Search the records for "energy" and copy each line that holds it.

··· Listing

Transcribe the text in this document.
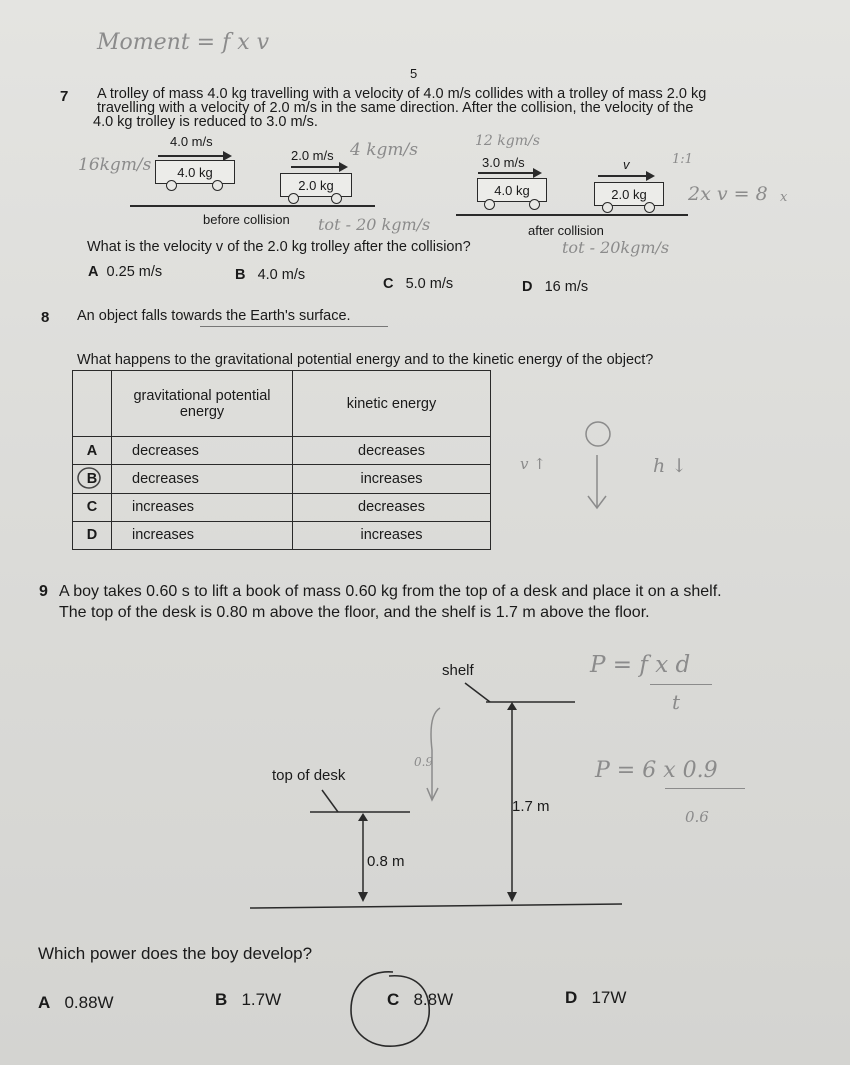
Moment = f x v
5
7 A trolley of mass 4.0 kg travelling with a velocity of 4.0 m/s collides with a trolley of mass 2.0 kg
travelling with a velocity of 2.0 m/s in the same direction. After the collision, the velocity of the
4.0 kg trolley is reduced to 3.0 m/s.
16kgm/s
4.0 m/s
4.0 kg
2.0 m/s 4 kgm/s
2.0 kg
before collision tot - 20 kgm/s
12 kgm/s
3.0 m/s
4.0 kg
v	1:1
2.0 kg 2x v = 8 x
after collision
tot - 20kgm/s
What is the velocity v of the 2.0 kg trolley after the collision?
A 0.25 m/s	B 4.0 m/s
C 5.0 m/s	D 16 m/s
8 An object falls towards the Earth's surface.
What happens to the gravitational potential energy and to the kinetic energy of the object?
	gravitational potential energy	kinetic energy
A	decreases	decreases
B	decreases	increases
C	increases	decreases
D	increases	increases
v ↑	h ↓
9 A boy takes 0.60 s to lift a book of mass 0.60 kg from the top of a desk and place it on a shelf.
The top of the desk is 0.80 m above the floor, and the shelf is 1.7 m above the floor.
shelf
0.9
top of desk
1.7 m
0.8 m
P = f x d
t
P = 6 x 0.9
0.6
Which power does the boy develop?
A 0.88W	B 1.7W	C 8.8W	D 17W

······
··· Listing

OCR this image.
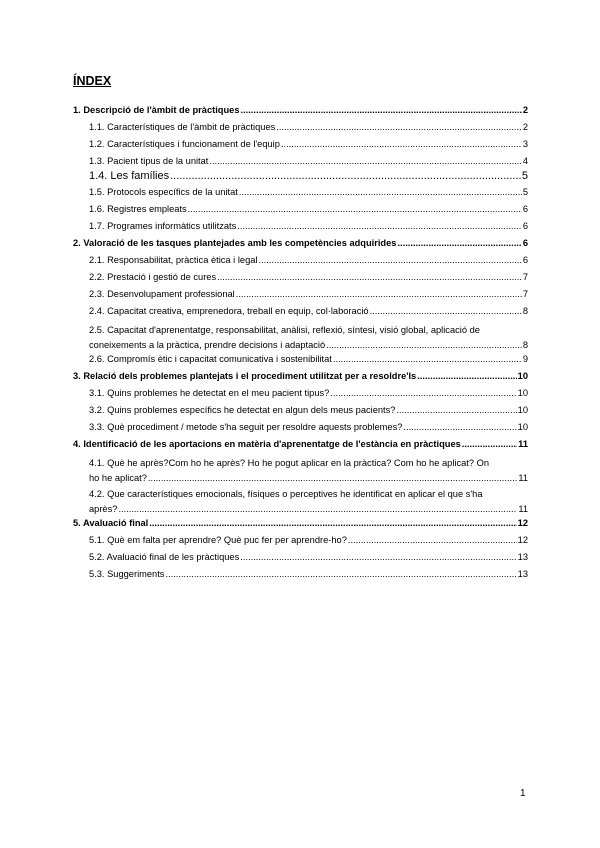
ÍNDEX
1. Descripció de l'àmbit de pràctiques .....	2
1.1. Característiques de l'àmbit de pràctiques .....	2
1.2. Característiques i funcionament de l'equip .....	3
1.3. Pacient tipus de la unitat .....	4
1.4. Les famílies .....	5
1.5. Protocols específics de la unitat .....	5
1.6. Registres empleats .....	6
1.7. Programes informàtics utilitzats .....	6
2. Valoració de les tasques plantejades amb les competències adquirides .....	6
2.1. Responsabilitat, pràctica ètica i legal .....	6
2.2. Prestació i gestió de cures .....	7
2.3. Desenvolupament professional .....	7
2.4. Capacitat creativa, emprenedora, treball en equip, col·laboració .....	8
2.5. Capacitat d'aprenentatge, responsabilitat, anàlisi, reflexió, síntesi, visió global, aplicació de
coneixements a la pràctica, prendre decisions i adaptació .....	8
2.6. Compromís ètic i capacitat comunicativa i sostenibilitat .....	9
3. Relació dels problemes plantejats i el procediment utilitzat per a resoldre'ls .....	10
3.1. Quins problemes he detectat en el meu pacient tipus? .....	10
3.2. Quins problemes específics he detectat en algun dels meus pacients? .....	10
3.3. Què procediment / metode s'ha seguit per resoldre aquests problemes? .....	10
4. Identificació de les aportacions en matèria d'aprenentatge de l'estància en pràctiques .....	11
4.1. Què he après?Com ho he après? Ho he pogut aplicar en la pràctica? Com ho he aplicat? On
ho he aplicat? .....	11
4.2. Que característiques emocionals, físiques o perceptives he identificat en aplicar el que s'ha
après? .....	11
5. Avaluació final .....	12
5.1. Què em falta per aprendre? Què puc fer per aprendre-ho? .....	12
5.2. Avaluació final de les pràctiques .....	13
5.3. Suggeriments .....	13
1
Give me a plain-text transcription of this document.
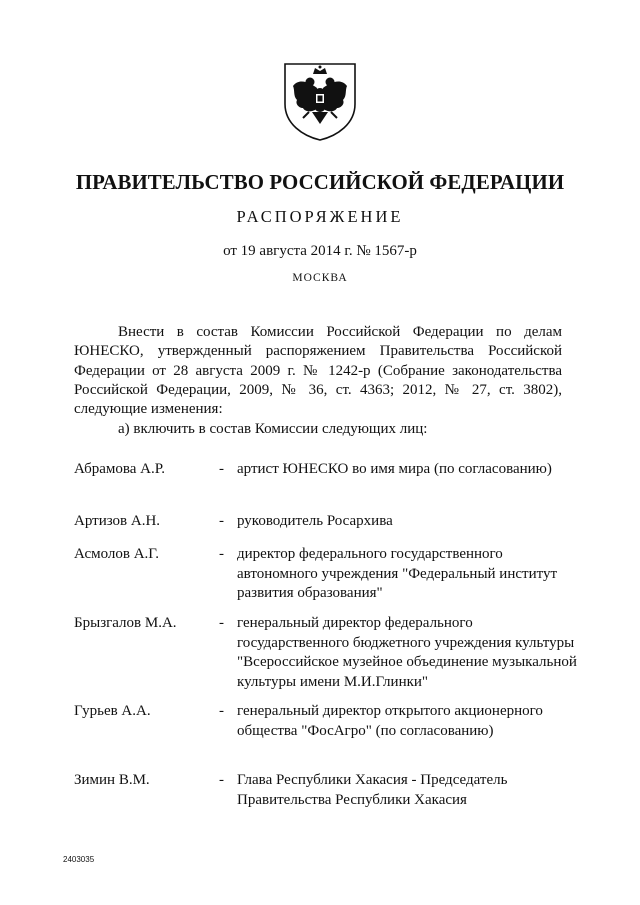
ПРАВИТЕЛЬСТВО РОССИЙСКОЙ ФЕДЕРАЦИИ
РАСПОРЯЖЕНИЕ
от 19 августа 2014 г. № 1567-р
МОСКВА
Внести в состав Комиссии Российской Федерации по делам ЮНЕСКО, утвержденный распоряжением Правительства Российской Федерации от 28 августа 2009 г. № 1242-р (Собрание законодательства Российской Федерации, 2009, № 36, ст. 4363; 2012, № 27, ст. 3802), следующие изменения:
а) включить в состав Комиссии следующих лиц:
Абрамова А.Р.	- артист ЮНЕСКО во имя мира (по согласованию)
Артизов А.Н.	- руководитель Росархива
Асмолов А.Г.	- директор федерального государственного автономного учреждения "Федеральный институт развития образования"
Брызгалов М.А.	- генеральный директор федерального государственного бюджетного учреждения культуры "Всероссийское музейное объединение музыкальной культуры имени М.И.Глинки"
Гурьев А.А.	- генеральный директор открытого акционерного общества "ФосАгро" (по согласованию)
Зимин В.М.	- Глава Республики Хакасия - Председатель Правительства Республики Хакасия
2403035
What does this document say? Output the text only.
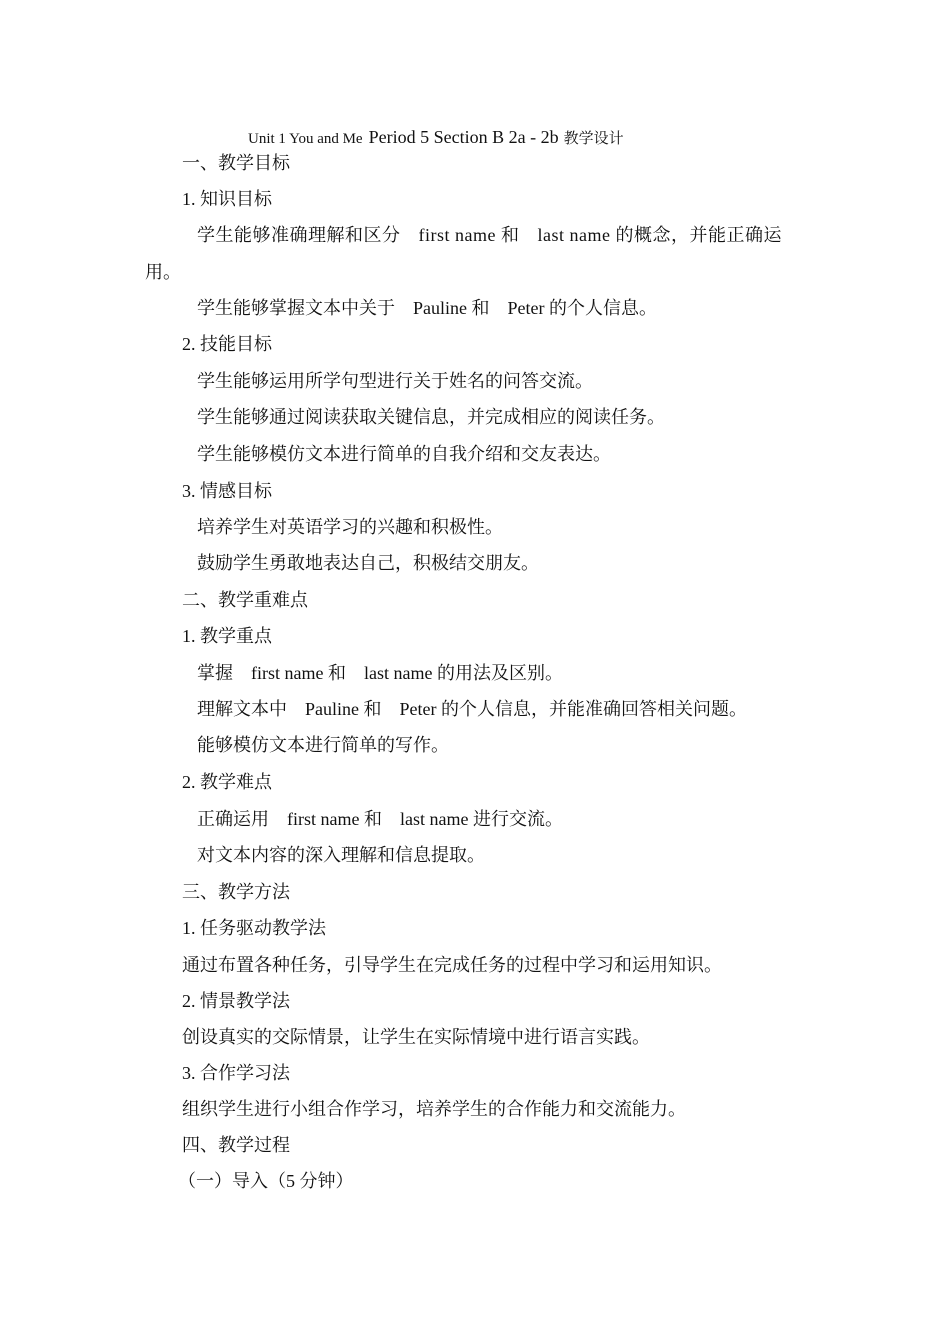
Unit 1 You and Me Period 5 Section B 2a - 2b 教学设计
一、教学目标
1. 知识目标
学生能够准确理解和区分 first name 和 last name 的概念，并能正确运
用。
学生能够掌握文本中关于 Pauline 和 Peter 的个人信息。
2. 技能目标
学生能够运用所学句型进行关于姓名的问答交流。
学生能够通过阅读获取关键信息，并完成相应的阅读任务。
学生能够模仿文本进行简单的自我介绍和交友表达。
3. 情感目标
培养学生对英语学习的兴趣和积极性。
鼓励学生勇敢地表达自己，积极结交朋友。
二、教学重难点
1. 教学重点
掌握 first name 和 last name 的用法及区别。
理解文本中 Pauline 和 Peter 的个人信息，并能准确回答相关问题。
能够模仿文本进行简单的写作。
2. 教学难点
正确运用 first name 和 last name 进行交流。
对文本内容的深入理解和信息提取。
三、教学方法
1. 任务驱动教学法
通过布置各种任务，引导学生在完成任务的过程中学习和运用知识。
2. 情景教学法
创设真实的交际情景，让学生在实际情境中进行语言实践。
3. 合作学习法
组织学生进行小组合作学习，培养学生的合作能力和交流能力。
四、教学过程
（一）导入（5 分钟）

······
··· Listing

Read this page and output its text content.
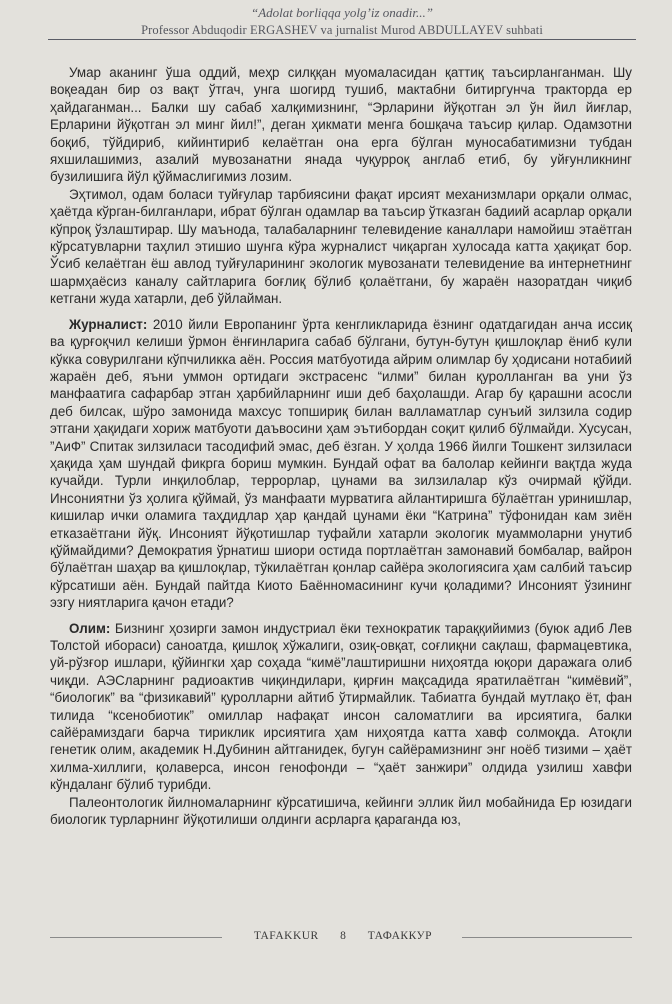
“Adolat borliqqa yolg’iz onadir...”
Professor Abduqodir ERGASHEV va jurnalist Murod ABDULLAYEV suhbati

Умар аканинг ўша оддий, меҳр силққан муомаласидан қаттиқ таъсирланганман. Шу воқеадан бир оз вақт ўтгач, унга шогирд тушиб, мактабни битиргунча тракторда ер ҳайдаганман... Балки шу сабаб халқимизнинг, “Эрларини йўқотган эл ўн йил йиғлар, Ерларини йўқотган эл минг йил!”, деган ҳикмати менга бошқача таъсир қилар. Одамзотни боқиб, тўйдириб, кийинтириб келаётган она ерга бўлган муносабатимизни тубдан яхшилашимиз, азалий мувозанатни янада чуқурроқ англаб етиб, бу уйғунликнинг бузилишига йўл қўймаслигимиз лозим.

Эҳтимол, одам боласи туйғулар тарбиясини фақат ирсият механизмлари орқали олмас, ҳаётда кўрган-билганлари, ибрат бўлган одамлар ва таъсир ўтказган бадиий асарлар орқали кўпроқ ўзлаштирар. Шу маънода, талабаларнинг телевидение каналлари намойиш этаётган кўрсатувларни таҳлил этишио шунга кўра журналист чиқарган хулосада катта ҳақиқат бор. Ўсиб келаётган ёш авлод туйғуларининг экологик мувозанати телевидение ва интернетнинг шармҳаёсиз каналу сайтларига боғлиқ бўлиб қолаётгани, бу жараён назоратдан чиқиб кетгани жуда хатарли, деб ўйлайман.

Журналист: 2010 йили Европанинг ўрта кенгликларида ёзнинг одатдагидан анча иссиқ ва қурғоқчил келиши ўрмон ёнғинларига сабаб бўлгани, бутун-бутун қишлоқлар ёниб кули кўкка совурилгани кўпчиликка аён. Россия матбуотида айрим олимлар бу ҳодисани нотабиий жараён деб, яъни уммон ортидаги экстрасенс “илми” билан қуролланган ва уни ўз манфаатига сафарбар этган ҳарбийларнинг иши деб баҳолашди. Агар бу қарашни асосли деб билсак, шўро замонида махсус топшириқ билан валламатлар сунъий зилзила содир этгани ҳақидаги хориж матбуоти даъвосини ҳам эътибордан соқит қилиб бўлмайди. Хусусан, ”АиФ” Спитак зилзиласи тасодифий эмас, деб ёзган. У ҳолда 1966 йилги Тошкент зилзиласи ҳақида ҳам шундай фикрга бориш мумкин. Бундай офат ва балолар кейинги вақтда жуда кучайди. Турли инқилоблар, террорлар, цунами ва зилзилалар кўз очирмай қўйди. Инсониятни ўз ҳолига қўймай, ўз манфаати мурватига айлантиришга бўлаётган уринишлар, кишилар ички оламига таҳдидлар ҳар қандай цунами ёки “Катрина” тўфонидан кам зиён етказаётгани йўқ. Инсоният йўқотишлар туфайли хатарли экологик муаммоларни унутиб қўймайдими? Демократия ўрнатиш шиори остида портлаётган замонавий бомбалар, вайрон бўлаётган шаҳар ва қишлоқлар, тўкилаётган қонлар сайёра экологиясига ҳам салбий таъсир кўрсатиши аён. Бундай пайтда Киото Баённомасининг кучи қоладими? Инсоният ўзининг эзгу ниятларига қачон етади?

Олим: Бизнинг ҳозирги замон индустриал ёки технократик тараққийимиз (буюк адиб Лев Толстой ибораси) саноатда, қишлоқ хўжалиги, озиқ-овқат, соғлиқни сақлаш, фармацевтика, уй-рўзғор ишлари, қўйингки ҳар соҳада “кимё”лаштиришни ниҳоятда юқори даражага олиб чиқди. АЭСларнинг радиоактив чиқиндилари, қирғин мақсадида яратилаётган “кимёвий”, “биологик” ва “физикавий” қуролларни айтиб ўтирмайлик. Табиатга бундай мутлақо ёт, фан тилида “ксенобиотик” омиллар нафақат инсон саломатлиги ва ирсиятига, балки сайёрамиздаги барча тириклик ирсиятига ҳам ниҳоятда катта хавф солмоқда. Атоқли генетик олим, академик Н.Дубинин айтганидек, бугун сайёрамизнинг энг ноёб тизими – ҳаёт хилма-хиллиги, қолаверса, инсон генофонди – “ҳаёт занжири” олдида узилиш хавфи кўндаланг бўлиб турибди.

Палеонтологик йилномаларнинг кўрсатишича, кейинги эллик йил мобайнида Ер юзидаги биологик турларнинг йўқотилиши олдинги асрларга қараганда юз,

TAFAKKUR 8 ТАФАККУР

······

▶ Result of the task
What happens to the gravitational potential energy and to the kinetic energy of the object?
	gravitational potential energy	kinetic energy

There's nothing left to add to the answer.